Information provided:
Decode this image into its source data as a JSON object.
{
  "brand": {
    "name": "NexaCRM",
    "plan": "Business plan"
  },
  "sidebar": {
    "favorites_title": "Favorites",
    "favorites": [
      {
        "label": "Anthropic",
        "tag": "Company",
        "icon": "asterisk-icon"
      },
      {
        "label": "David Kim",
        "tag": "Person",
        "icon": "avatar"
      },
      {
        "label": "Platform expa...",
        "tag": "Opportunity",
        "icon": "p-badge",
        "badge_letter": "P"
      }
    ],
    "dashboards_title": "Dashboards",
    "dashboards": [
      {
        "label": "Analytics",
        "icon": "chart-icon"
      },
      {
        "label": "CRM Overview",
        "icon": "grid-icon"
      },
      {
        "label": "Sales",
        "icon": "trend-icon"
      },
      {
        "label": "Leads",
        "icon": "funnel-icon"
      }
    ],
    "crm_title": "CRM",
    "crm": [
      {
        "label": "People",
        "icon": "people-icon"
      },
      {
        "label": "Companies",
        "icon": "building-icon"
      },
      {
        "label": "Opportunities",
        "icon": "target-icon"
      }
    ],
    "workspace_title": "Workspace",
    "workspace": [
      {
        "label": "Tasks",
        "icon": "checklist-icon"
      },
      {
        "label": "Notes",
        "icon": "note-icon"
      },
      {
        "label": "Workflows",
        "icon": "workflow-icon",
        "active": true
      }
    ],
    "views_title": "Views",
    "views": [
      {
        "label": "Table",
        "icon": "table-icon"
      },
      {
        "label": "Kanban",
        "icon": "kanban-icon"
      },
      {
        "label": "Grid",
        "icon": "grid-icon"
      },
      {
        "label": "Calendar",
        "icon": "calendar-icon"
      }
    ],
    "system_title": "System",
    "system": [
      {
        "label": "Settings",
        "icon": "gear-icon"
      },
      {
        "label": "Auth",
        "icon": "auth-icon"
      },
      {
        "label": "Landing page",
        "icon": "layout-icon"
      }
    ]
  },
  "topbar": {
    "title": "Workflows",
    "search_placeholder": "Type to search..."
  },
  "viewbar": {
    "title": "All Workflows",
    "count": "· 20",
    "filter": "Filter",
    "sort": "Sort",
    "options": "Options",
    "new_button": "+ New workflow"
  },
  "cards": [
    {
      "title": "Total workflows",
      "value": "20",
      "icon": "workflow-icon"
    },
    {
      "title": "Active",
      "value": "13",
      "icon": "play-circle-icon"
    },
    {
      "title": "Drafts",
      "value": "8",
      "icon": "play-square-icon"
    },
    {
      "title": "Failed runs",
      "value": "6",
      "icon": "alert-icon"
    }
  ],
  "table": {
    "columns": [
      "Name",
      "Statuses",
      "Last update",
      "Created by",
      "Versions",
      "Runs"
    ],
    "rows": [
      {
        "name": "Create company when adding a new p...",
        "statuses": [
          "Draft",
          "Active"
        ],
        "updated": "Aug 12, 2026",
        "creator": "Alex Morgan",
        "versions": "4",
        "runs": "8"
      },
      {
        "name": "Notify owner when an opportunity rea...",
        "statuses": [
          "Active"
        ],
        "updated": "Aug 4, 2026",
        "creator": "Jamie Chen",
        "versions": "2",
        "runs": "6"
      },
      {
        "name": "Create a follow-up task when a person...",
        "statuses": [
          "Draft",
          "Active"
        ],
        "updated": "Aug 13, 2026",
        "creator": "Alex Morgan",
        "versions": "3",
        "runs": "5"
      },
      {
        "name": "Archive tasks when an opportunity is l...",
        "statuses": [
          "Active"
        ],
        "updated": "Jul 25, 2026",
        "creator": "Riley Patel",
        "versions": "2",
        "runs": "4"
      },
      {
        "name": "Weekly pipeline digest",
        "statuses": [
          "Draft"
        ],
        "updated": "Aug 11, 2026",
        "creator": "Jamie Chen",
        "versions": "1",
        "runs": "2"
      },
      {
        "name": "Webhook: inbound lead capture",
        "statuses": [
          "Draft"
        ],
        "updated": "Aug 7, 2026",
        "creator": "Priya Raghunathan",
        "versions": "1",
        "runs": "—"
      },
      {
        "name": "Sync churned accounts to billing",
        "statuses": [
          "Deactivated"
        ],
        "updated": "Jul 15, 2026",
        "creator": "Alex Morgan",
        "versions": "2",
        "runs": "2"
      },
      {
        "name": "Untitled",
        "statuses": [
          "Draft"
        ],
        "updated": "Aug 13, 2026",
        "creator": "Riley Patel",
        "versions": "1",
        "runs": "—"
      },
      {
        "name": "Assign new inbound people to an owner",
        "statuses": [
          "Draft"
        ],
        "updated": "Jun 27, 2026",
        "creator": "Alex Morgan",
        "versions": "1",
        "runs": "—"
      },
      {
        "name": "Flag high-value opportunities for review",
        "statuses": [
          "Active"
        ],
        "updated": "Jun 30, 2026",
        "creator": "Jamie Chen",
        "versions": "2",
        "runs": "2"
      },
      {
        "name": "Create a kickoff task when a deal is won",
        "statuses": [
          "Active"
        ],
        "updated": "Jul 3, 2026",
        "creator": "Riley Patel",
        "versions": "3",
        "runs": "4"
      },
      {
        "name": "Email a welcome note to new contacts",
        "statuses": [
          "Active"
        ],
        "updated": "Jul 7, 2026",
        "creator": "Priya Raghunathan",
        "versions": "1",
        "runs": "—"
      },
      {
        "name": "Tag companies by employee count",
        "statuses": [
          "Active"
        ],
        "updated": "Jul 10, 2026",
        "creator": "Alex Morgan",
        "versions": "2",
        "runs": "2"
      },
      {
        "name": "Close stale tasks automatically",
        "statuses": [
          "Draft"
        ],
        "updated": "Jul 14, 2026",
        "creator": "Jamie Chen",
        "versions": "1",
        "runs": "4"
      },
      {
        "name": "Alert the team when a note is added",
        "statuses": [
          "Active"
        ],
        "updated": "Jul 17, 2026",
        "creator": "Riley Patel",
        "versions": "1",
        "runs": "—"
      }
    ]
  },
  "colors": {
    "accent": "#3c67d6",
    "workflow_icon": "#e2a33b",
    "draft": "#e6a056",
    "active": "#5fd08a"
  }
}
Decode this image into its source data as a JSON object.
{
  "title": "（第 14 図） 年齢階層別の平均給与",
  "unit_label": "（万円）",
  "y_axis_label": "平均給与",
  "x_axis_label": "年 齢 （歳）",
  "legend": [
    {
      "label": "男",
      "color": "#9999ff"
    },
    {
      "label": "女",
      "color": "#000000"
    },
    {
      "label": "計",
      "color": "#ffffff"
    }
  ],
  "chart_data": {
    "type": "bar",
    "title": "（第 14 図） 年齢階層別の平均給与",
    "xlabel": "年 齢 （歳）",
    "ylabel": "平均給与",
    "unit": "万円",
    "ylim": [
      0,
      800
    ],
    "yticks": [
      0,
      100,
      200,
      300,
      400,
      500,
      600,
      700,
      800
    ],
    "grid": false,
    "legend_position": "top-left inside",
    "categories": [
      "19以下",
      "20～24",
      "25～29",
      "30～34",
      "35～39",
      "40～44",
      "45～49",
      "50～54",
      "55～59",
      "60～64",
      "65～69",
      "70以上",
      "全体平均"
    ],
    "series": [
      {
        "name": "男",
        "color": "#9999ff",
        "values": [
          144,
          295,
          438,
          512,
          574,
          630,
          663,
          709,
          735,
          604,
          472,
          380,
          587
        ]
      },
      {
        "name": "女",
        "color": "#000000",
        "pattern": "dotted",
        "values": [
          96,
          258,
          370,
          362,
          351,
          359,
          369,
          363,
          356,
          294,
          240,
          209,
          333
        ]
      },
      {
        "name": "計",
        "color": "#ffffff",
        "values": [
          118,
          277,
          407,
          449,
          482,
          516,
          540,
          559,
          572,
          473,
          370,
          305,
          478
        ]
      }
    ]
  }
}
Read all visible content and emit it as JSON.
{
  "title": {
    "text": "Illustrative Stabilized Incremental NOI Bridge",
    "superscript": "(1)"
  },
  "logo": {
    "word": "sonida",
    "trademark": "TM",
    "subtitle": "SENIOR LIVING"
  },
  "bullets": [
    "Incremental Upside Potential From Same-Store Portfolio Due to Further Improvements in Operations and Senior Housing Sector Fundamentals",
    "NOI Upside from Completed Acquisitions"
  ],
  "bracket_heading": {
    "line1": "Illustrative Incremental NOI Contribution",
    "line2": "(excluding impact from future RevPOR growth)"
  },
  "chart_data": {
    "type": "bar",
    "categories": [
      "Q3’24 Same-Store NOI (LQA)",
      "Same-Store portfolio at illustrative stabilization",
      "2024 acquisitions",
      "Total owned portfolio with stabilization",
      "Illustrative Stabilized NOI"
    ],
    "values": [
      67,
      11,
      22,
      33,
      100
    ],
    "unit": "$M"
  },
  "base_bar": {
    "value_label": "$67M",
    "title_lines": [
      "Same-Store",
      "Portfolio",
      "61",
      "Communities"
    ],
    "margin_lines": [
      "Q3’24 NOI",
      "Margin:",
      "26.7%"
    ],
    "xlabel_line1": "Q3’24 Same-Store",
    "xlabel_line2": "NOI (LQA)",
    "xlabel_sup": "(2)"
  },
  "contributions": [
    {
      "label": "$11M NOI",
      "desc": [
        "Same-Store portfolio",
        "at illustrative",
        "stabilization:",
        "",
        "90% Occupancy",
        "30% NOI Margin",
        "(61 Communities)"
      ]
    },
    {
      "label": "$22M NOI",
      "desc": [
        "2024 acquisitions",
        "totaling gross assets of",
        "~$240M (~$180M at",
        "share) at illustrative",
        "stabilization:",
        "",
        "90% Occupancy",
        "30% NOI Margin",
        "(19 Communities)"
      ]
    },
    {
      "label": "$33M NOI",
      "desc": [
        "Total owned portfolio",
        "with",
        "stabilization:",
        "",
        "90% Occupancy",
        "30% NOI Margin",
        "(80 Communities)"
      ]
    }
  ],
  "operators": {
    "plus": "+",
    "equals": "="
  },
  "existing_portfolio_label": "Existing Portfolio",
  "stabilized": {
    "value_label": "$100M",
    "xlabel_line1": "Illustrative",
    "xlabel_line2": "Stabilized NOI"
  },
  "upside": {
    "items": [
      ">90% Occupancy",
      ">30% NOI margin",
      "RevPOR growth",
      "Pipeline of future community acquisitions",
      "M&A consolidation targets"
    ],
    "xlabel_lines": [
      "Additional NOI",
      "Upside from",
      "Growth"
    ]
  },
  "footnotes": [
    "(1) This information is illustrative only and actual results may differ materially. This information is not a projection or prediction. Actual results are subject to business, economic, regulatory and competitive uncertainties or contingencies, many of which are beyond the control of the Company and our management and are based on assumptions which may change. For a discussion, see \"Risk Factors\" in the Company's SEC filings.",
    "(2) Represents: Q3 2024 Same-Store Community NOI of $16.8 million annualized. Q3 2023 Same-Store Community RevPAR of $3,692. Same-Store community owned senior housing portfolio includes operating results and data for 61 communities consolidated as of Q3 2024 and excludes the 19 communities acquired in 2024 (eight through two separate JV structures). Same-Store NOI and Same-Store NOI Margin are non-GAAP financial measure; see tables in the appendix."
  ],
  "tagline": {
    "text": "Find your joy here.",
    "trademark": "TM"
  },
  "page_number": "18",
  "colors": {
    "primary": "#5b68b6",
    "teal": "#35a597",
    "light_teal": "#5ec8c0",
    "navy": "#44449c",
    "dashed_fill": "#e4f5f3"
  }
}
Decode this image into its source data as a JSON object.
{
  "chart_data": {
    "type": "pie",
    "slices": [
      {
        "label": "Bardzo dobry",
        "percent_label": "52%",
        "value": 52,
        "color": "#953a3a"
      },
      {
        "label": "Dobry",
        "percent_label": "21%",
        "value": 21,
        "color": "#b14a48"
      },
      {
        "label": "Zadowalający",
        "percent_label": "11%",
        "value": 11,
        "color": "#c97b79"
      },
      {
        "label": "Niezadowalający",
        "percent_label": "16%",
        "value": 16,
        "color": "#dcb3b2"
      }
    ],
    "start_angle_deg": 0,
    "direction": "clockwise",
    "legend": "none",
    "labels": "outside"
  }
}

To do: List the lines that contain the word "with".

The reply:
      "Total owned portfolio with stabilization",
        "with",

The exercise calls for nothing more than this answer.